-------- GIVEN DATA --------
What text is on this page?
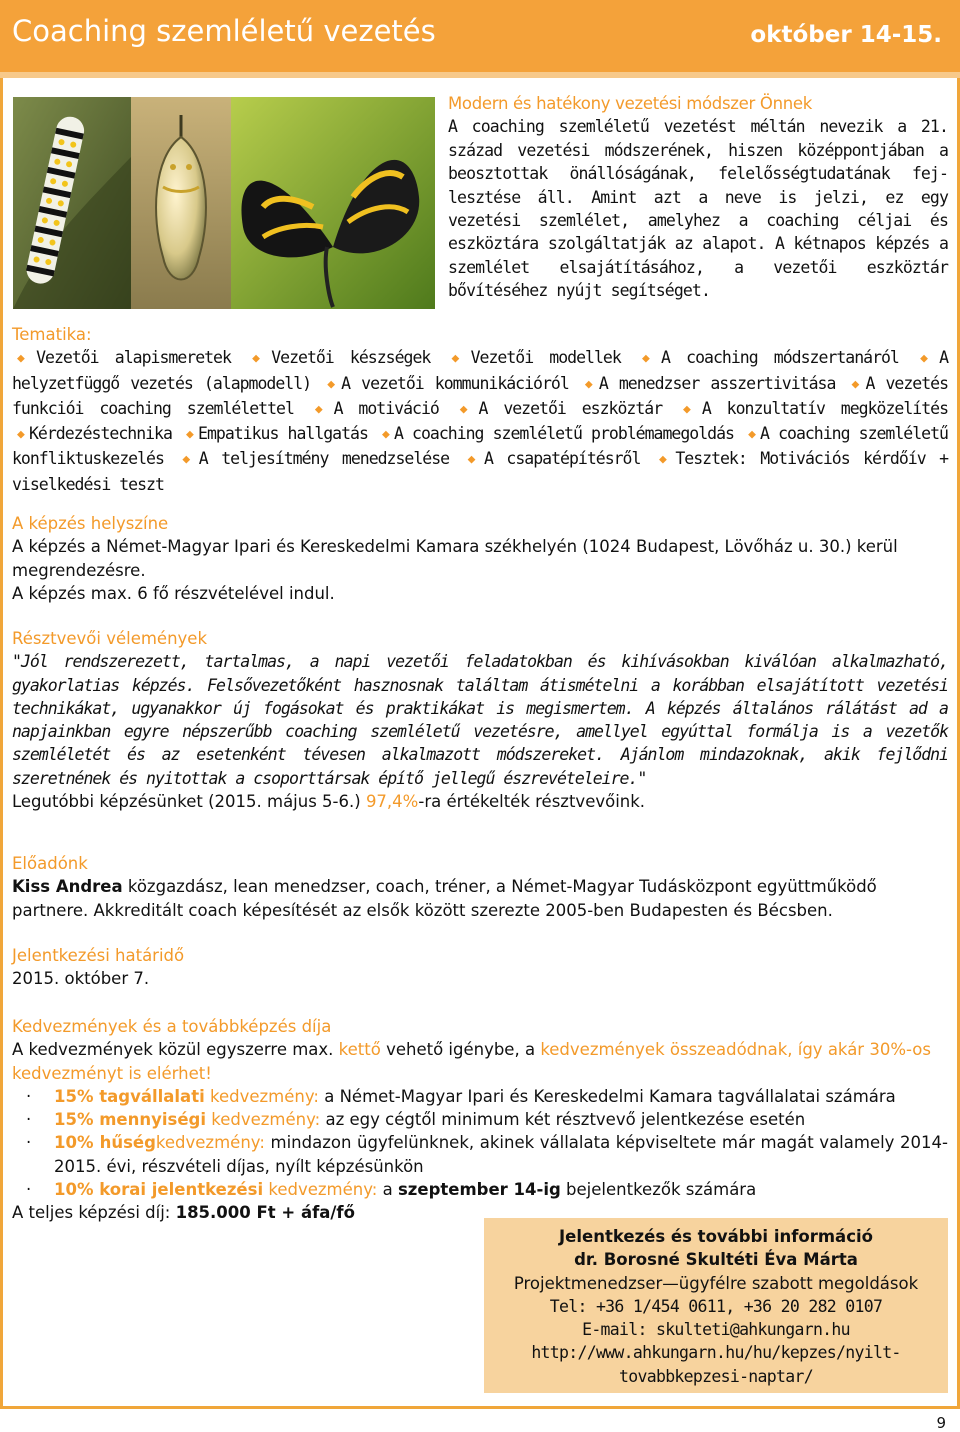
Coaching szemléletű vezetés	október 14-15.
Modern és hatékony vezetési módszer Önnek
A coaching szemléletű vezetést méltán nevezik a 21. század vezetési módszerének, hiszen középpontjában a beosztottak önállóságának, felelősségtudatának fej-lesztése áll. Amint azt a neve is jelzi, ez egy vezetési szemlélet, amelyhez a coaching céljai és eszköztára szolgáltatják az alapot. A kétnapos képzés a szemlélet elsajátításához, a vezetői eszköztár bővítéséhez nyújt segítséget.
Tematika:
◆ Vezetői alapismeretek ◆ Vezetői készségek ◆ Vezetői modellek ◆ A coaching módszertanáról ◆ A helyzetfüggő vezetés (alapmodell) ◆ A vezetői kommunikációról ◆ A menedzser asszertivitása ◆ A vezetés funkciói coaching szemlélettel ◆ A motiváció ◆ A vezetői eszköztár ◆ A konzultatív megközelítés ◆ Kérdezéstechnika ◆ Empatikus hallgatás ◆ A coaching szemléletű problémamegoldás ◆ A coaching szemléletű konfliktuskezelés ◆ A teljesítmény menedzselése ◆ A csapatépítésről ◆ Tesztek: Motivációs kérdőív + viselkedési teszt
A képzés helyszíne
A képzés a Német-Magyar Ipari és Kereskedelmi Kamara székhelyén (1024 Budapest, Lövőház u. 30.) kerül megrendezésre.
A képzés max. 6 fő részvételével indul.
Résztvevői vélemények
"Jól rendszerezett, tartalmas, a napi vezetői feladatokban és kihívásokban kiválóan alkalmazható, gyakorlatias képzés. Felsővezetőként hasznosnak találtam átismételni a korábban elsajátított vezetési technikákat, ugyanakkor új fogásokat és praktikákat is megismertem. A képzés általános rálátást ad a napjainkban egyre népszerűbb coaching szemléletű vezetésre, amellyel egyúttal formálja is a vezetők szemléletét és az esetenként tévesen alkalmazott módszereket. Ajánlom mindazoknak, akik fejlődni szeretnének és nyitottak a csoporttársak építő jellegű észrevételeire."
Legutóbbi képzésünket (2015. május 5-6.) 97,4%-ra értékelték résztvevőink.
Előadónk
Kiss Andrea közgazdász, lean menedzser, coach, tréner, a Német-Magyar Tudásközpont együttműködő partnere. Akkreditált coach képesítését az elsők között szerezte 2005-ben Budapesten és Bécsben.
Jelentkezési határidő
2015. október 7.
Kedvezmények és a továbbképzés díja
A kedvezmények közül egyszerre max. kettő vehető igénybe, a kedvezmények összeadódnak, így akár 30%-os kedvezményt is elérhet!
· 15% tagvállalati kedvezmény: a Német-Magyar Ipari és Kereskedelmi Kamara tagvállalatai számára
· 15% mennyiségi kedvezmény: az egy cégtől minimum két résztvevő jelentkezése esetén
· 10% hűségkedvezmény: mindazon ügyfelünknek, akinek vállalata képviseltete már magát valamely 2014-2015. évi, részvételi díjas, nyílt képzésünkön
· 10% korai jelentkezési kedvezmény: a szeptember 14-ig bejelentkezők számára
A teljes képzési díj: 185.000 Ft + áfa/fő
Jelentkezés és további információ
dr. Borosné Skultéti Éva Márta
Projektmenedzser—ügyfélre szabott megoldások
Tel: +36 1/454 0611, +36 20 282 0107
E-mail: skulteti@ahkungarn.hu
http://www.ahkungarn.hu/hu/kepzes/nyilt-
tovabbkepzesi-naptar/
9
--------
-------- GIVEN DATA --------
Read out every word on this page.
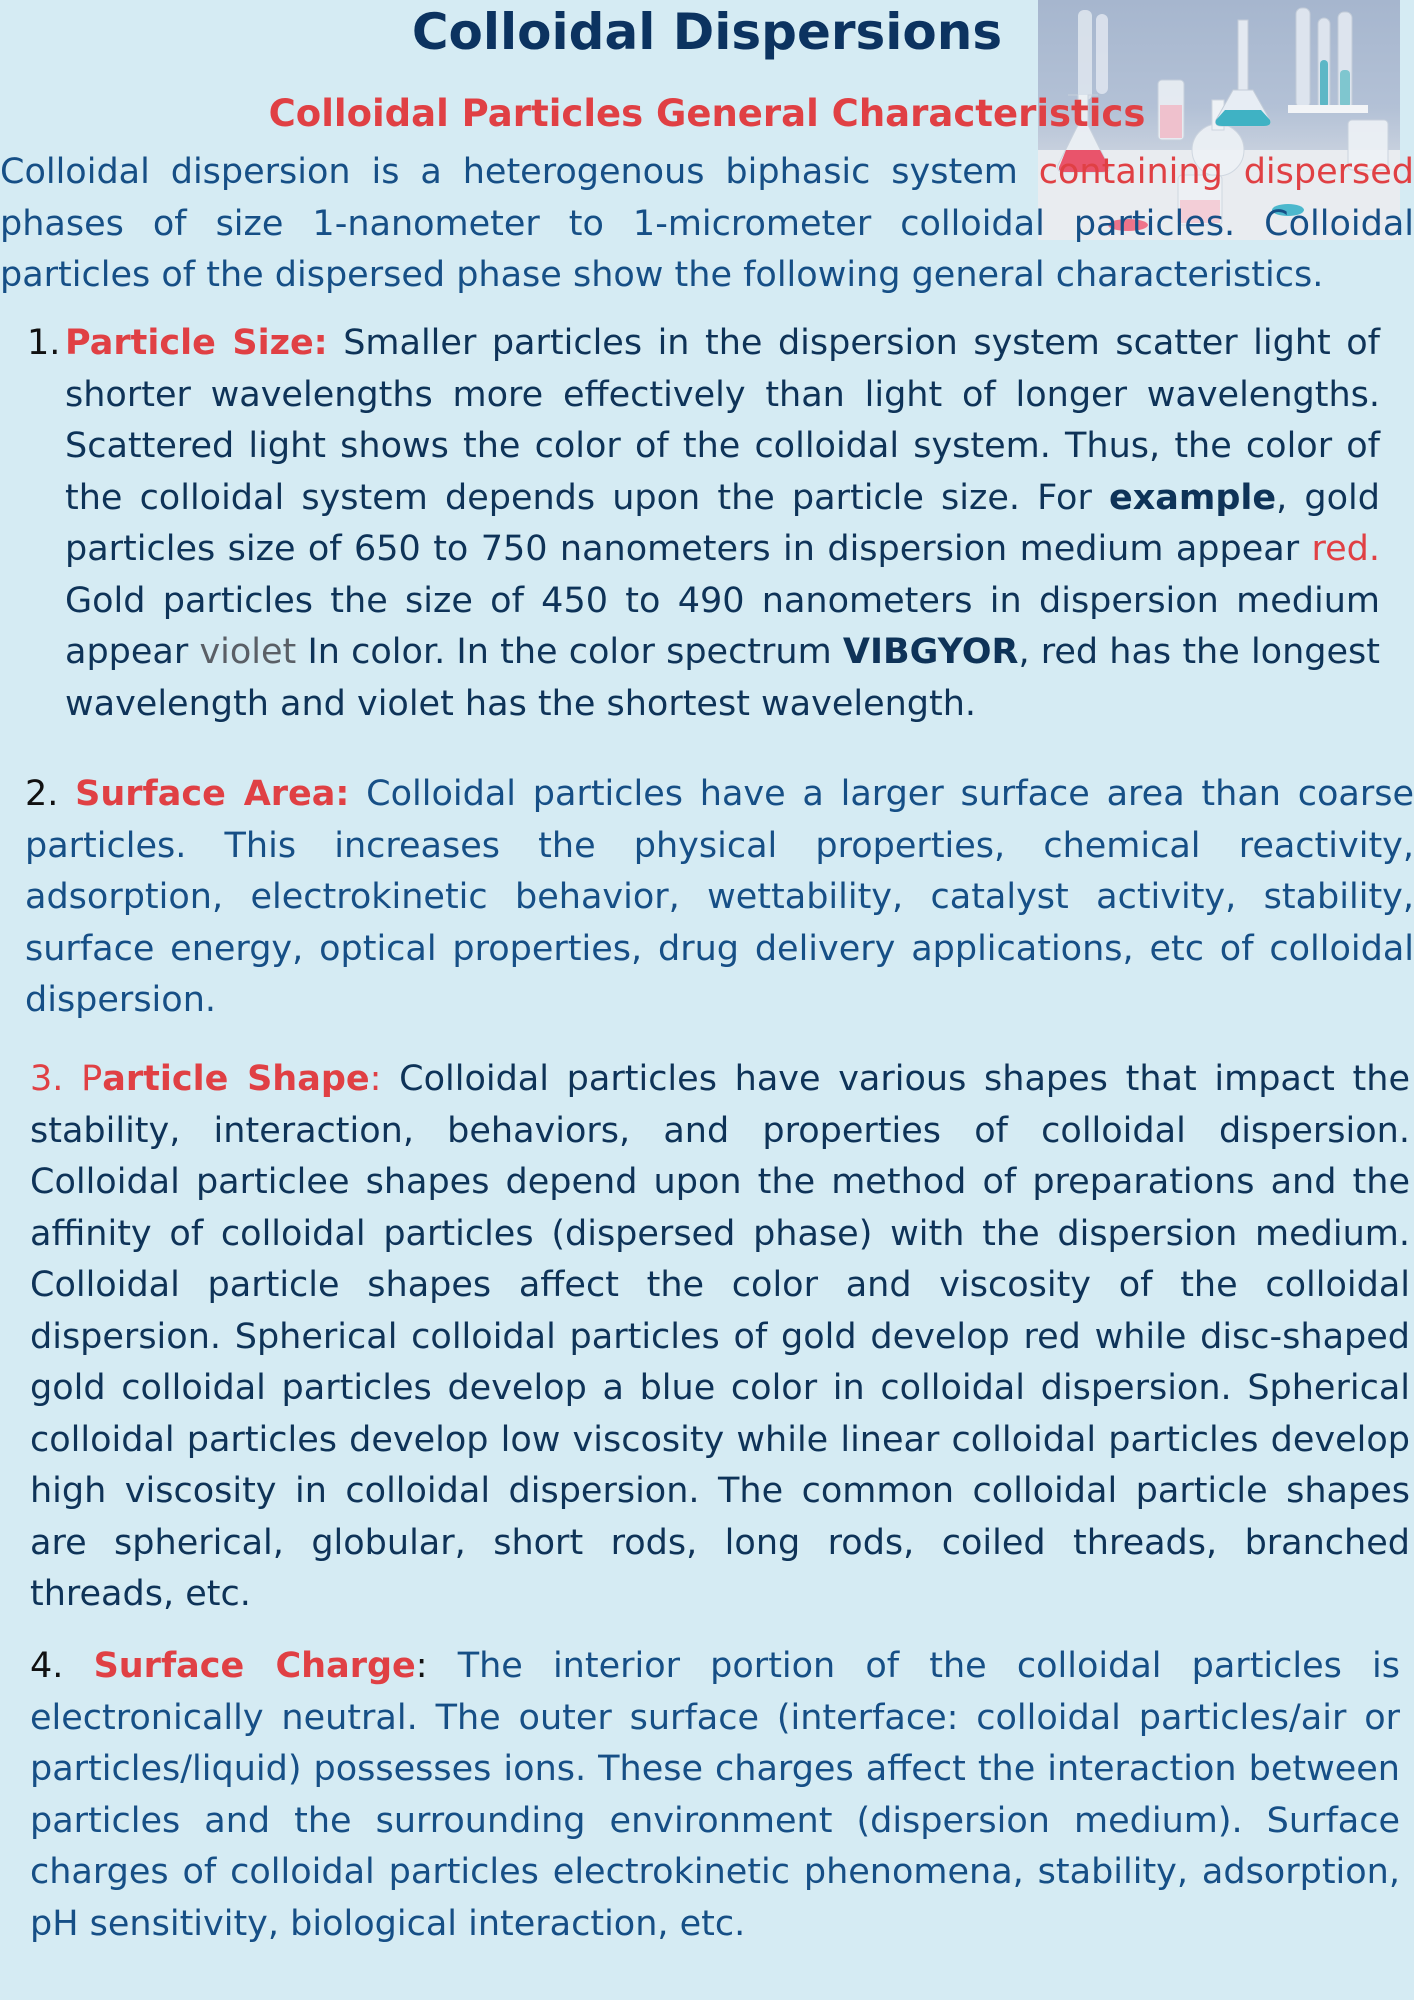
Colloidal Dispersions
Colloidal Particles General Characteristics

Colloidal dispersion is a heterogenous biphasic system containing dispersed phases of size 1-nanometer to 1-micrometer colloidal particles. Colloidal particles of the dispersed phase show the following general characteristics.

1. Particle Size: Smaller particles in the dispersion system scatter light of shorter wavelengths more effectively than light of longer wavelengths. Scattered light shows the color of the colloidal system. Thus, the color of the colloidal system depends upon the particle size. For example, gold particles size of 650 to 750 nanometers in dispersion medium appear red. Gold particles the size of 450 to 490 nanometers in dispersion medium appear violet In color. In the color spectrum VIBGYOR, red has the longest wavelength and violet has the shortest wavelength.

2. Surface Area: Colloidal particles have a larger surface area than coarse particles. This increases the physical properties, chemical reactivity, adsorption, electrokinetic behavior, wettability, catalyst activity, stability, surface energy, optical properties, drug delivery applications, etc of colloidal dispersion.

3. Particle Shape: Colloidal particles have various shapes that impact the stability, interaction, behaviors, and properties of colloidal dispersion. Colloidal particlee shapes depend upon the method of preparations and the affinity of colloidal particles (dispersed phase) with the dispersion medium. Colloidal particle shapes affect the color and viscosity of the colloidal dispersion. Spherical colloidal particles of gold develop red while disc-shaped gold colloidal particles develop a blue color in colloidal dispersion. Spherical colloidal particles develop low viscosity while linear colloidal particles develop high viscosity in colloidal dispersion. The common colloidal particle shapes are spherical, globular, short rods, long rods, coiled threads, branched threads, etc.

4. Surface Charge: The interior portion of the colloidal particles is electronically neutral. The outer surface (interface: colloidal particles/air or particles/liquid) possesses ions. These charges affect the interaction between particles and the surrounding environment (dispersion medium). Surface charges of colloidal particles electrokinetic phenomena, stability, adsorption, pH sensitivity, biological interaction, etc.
--------
> _PROBLEM TO SOLVE_
Using the material above, state how many lines include the string "Ipari". Answer with a single number.

> _FINAL RESULT_
2